Problem: Pictures stay out; everything else in the records below is copied exactly.

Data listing

==================================================

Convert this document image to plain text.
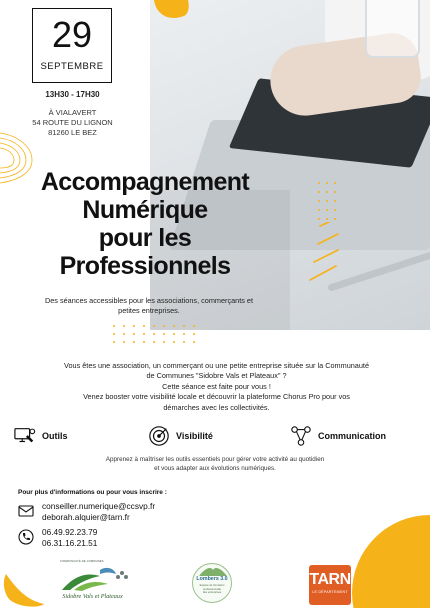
29
SEPTEMBRE
13H30 - 17H30
À VIALAVERT
54 ROUTE DU LIGNON
81260 LE BEZ
Accompagnement
Numérique
pour les
Professionnels
Des séances accessibles pour les associations, commerçants et
petites entreprises.

Vous êtes une association, un commerçant ou une petite entreprise située sur la Communauté

de Communes "Sidobre Vals et Plateaux" ?

Cette séance est faite pour vous !

Venez booster votre visibilité locale et découvrir la plateforme Chorus Pro pour vos

démarches avec les collectivités.

Outils	Visibilité	Communication
Apprenez à maîtriser les outils essentiels pour gérer votre activité au quotidien
et vous adapter aux évolutions numériques.
Pour plus d'informations ou pour vous inscrire :
conseiller.numerique@ccsvp.fr
deborah.alquier@tarn.fr
06.49.92.23.79
06.31.16.21.51
COMMUNAUTÉ DE COMMUNES
Sidobre Vals et Plateaux
Lombers 3.0
Espace de formation
professionnelle
des entreprises
TARN
LE DÉPARTEMENT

==================================================

Solution:
Convert this document image to plain text.
29
SEPTEMBRE
13H30 - 17H30
À VIALAVERT
54 ROUTE DU LIGNON
81260 LE BEZ
Accompagnement
Numérique
pour les
Professionnels
Des séances accessibles pour les associations, commerçants et
petites entreprises.

Vous êtes une association, un commerçant ou une petite entreprise située sur la Communauté

de Communes "Sidobre Vals et Plateaux" ?

Cette séance est faite pour vous !

Venez booster votre visibilité locale et découvrir la plateforme Chorus Pro pour vos

démarches avec les collectivités.

Outils	Visibilité	Communication
Apprenez à maîtriser les outils essentiels pour gérer votre activité au quotidien
et vous adapter aux évolutions numériques.
Pour plus d'informations ou pour vous inscrire :
conseiller.numerique@ccsvp.fr
deborah.alquier@tarn.fr
06.49.92.23.79
06.31.16.21.51
COMMUNAUTÉ DE COMMUNES
Sidobre Vals et Plateaux
Lombers 3.0
Espace de formation
professionnelle
des entreprises
TARN
LE DÉPARTEMENT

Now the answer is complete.